GIVEN REQUEST
Search the records for the word "cycles" and pick out every line that has it.

MATERIAL
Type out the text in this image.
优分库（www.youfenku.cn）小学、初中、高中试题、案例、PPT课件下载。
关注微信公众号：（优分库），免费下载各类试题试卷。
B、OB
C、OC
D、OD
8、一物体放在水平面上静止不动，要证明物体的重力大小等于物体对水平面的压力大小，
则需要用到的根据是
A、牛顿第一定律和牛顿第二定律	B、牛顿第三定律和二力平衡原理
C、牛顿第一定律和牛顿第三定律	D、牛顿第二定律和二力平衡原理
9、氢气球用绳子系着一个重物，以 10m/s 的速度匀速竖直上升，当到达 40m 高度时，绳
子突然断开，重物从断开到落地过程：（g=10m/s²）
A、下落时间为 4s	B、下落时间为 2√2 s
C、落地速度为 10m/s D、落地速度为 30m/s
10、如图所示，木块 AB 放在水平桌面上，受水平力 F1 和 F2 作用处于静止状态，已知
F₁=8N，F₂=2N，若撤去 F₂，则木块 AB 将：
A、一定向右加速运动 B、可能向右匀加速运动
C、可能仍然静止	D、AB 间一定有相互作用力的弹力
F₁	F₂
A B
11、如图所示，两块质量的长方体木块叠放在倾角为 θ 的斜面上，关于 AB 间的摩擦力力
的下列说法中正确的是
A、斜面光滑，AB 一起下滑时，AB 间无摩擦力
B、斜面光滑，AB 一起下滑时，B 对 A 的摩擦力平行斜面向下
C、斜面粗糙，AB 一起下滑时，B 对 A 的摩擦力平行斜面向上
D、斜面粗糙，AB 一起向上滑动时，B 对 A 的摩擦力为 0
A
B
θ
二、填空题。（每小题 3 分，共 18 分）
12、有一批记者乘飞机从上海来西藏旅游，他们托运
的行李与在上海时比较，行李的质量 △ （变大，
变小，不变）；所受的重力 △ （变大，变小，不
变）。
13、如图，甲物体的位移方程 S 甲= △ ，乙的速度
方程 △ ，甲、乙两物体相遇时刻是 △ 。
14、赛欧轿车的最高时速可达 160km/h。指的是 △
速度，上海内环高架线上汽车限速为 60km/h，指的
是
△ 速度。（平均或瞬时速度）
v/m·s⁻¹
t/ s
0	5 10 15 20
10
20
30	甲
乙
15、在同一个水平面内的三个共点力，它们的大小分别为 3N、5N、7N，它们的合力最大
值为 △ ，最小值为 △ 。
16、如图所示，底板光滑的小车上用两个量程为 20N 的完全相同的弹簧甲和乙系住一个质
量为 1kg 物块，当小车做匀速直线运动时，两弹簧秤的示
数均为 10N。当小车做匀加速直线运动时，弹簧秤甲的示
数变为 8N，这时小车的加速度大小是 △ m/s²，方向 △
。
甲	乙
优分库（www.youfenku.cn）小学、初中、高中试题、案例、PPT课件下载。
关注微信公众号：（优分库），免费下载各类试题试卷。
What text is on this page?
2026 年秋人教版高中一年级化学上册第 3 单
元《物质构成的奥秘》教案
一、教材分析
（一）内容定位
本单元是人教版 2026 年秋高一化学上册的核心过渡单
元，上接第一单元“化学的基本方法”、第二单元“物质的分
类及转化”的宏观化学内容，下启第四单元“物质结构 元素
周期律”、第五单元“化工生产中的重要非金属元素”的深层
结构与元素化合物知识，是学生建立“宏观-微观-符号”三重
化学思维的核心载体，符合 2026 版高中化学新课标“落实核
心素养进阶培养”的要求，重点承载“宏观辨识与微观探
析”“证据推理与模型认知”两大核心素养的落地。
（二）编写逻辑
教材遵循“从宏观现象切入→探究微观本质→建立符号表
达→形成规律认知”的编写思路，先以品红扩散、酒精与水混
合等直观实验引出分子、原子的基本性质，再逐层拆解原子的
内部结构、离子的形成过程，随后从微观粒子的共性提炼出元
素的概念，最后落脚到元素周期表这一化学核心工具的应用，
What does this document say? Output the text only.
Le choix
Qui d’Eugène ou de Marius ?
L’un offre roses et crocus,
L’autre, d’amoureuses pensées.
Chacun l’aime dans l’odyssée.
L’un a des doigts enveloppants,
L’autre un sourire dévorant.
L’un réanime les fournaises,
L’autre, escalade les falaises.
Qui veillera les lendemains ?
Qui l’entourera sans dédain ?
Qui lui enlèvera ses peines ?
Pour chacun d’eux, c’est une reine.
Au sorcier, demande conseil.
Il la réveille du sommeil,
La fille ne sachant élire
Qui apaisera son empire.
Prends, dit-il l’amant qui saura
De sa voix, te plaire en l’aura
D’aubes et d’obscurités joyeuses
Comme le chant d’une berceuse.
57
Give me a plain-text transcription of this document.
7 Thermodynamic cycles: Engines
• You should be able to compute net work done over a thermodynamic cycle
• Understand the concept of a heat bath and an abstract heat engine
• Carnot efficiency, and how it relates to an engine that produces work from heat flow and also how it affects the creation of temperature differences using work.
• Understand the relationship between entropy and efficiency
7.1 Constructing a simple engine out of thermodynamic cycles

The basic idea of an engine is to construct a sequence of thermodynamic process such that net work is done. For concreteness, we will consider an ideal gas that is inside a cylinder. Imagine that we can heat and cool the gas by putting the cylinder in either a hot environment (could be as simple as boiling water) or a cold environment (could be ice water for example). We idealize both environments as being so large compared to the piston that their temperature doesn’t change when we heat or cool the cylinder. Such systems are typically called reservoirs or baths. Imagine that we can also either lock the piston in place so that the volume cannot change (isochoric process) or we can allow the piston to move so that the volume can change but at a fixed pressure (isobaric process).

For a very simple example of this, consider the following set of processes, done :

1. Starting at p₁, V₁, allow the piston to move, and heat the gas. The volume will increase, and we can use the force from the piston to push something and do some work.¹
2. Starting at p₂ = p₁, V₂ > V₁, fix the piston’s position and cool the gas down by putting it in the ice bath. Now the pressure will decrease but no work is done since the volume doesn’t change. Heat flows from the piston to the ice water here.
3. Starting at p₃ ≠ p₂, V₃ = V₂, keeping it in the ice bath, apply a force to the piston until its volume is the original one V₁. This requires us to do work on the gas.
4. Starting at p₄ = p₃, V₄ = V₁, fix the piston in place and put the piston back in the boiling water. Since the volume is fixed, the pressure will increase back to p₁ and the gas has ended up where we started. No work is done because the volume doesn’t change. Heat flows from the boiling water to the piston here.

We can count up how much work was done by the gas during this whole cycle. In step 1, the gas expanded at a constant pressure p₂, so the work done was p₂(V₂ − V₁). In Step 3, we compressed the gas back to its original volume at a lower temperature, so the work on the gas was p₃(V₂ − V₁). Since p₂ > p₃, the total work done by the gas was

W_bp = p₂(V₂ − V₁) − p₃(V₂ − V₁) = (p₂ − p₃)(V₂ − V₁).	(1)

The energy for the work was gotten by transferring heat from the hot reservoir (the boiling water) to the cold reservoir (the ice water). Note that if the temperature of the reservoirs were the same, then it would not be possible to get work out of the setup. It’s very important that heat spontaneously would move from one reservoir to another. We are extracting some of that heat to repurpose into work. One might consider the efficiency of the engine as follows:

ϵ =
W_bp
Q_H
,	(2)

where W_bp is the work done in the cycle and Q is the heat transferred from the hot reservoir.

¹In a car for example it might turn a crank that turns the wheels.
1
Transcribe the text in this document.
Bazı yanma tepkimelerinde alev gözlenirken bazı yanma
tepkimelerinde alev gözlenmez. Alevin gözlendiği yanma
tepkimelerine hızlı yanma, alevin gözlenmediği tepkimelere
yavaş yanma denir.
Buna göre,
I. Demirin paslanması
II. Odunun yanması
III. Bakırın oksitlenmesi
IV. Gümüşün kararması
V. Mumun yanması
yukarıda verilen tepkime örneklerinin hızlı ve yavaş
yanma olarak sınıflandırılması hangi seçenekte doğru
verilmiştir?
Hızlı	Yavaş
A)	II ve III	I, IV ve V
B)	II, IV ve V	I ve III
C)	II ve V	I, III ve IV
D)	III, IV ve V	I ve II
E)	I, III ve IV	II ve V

ANSWER IN FULL
7 Thermodynamic cycles: Engines
7.1 Constructing a simple engine out of thermodynamic cycles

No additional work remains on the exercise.